**WORK TO BE COMPLETED**
Can you write out all the lines word for word, with no pictures?

────────

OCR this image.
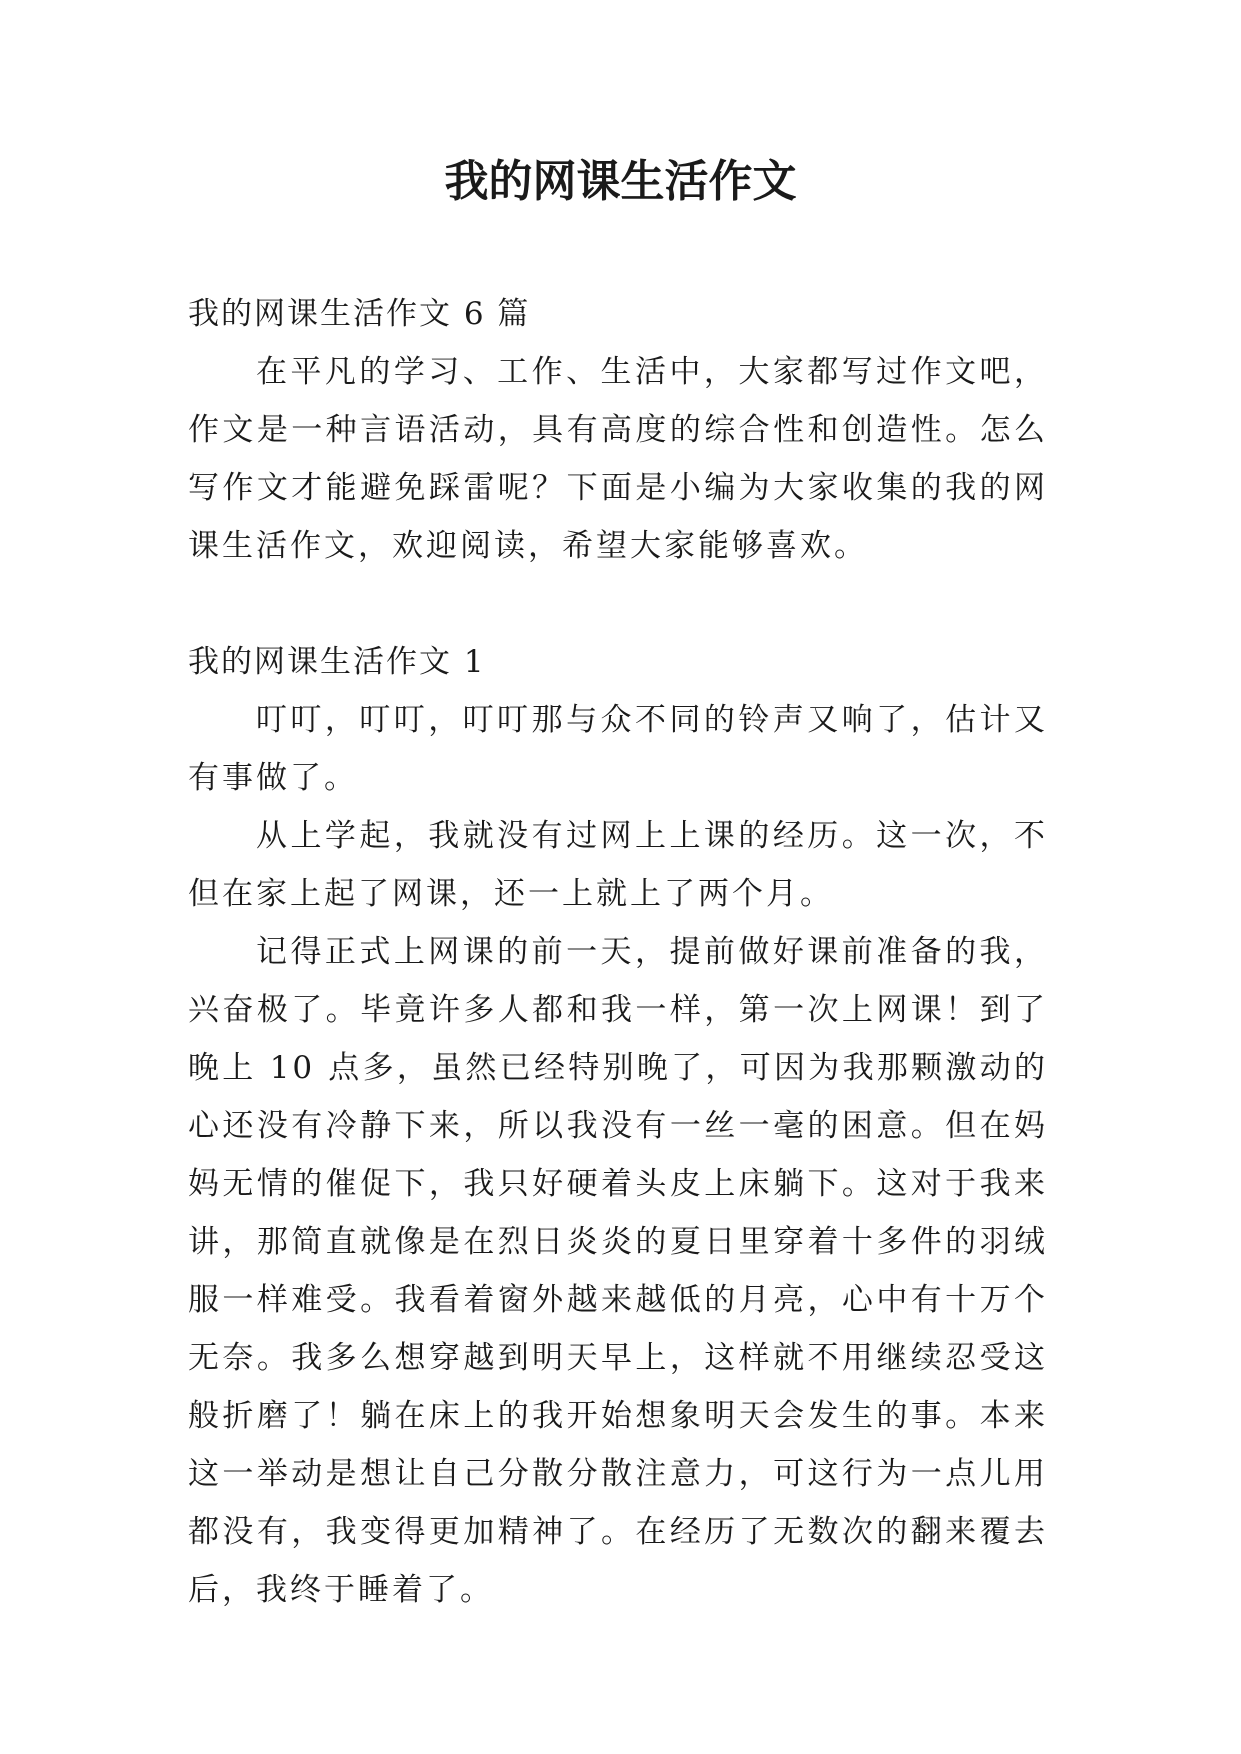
我的网课生活作文

我的网课生活作文 6 篇

在平凡的学习、工作、生活中，大家都写过作文吧，作文是一种言语活动，具有高度的综合性和创造性。怎么写作文才能避免踩雷呢？下面是小编为大家收集的我的网课生活作文，欢迎阅读，希望大家能够喜欢。

我的网课生活作文 1

叮叮，叮叮，叮叮那与众不同的铃声又响了，估计又有事做了。

从上学起，我就没有过网上上课的经历。这一次，不但在家上起了网课，还一上就上了两个月。

记得正式上网课的前一天，提前做好课前准备的我，兴奋极了。毕竟许多人都和我一样，第一次上网课！到了晚上 10 点多，虽然已经特别晚了，可因为我那颗激动的心还没有冷静下来，所以我没有一丝一毫的困意。但在妈妈无情的催促下，我只好硬着头皮上床躺下。这对于我来讲，那简直就像是在烈日炎炎的夏日里穿着十多件的羽绒服一样难受。我看着窗外越来越低的月亮，心中有十万个无奈。我多么想穿越到明天早上，这样就不用继续忍受这般折磨了！躺在床上的我开始想象明天会发生的事。本来这一举动是想让自己分散分散注意力，可这行为一点儿用都没有，我变得更加精神了。在经历了无数次的翻来覆去后，我终于睡着了。
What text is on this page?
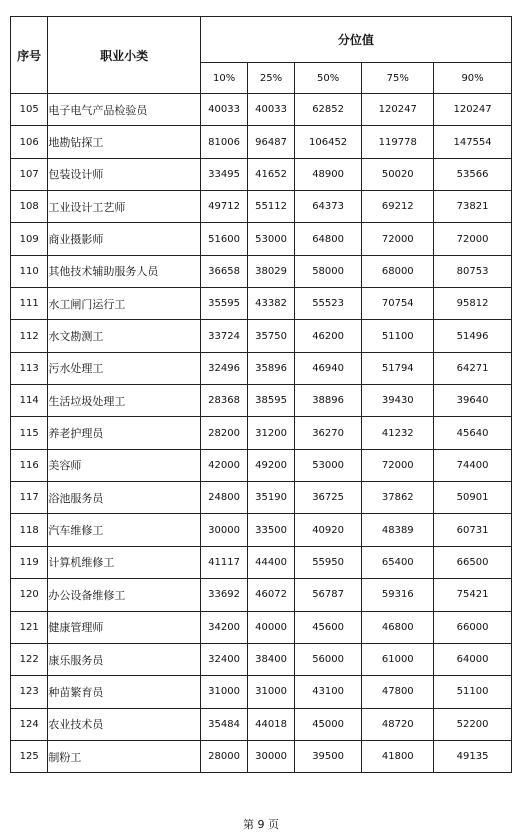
序号	职业小类	分位值				
		10%	25%	50%	75%	90%
105	电子电气产品检验员	40033	40033	62852	120247	120247
106	地勘钻探工	81006	96487	106452	119778	147554
107	包装设计师	33495	41652	48900	50020	53566
108	工业设计工艺师	49712	55112	64373	69212	73821
109	商业摄影师	51600	53000	64800	72000	72000
110	其他技术辅助服务人员	36658	38029	58000	68000	80753
111	水工闸门运行工	35595	43382	55523	70754	95812
112	水文勘测工	33724	35750	46200	51100	51496
113	污水处理工	32496	35896	46940	51794	64271
114	生活垃圾处理工	28368	38595	38896	39430	39640
115	养老护理员	28200	31200	36270	41232	45640
116	美容师	42000	49200	53000	72000	74400
117	浴池服务员	24800	35190	36725	37862	50901
118	汽车维修工	30000	33500	40920	48389	60731
119	计算机维修工	41117	44400	55950	65400	66500
120	办公设备维修工	33692	46072	56787	59316	75421
121	健康管理师	34200	40000	45600	46800	66000
122	康乐服务员	32400	38400	56000	61000	64000
123	种苗繁育员	31000	31000	43100	47800	51100
124	农业技术员	35484	44018	45000	48720	52200
125	制粉工	28000	30000	39500	41800	49135
第 9 页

────────

**OUTPUT BELOW**
OCR this image.
我的网课生活作文

我的网课生活作文 6 篇

在平凡的学习、工作、生活中，大家都写过作文吧，作文是一种言语活动，具有高度的综合性和创造性。怎么写作文才能避免踩雷呢？下面是小编为大家收集的我的网课生活作文，欢迎阅读，希望大家能够喜欢。

我的网课生活作文 1

叮叮，叮叮，叮叮那与众不同的铃声又响了，估计又有事做了。

从上学起，我就没有过网上上课的经历。这一次，不但在家上起了网课，还一上就上了两个月。

记得正式上网课的前一天，提前做好课前准备的我，兴奋极了。毕竟许多人都和我一样，第一次上网课！到了晚上 10 点多，虽然已经特别晚了，可因为我那颗激动的心还没有冷静下来，所以我没有一丝一毫的困意。但在妈妈无情的催促下，我只好硬着头皮上床躺下。这对于我来讲，那简直就像是在烈日炎炎的夏日里穿着十多件的羽绒服一样难受。我看着窗外越来越低的月亮，心中有十万个无奈。我多么想穿越到明天早上，这样就不用继续忍受这般折磨了！躺在床上的我开始想象明天会发生的事。本来这一举动是想让自己分散分散注意力，可这行为一点儿用都没有，我变得更加精神了。在经历了无数次的翻来覆去后，我终于睡着了。
What text is on this page?
序号	职业小类	分位值				
		10%	25%	50%	75%	90%
105	电子电气产品检验员	40033	40033	62852	120247	120247
106	地勘钻探工	81006	96487	106452	119778	147554
107	包装设计师	33495	41652	48900	50020	53566
108	工业设计工艺师	49712	55112	64373	69212	73821
109	商业摄影师	51600	53000	64800	72000	72000
110	其他技术辅助服务人员	36658	38029	58000	68000	80753
111	水工闸门运行工	35595	43382	55523	70754	95812
112	水文勘测工	33724	35750	46200	51100	51496
113	污水处理工	32496	35896	46940	51794	64271
114	生活垃圾处理工	28368	38595	38896	39430	39640
115	养老护理员	28200	31200	36270	41232	45640
116	美容师	42000	49200	53000	72000	74400
117	浴池服务员	24800	35190	36725	37862	50901
118	汽车维修工	30000	33500	40920	48389	60731
119	计算机维修工	41117	44400	55950	65400	66500
120	办公设备维修工	33692	46072	56787	59316	75421
121	健康管理师	34200	40000	45600	46800	66000
122	康乐服务员	32400	38400	56000	61000	64000
123	种苗繁育员	31000	31000	43100	47800	51100
124	农业技术员	35484	44018	45000	48720	52200
125	制粉工	28000	30000	39500	41800	49135
第 9 页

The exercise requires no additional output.